• **Short exercise**: Find the lines holding the word "surface" and collect them.

• **Records supplied**:

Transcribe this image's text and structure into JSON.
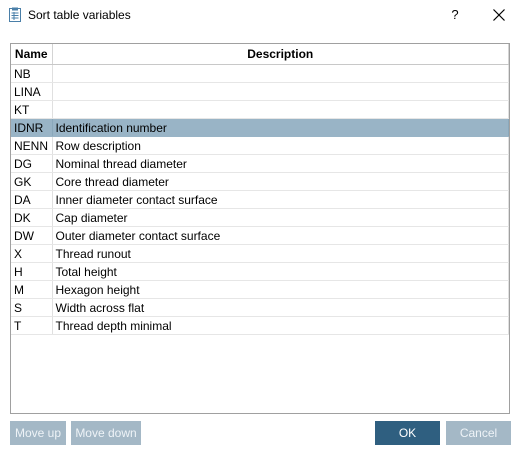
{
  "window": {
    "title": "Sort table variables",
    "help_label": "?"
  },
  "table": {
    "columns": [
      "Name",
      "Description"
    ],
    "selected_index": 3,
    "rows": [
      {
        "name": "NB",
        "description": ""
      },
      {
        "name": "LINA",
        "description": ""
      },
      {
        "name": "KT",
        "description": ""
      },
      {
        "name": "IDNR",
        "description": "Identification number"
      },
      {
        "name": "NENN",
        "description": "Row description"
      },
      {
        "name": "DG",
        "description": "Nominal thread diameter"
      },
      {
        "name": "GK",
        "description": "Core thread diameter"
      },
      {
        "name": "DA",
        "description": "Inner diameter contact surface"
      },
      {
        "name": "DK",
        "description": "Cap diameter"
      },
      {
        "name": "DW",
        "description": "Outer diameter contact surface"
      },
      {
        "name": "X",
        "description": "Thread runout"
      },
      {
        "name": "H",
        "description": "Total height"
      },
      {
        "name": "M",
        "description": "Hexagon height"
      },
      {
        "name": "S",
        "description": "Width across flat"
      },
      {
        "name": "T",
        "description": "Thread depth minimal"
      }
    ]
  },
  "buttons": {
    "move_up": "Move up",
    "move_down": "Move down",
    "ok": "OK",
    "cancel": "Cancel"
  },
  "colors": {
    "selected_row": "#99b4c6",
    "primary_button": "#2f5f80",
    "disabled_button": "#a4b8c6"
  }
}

• **Answer for the task**:
        "description": "Inner diameter contact surface"
        "description": "Outer diameter contact surface"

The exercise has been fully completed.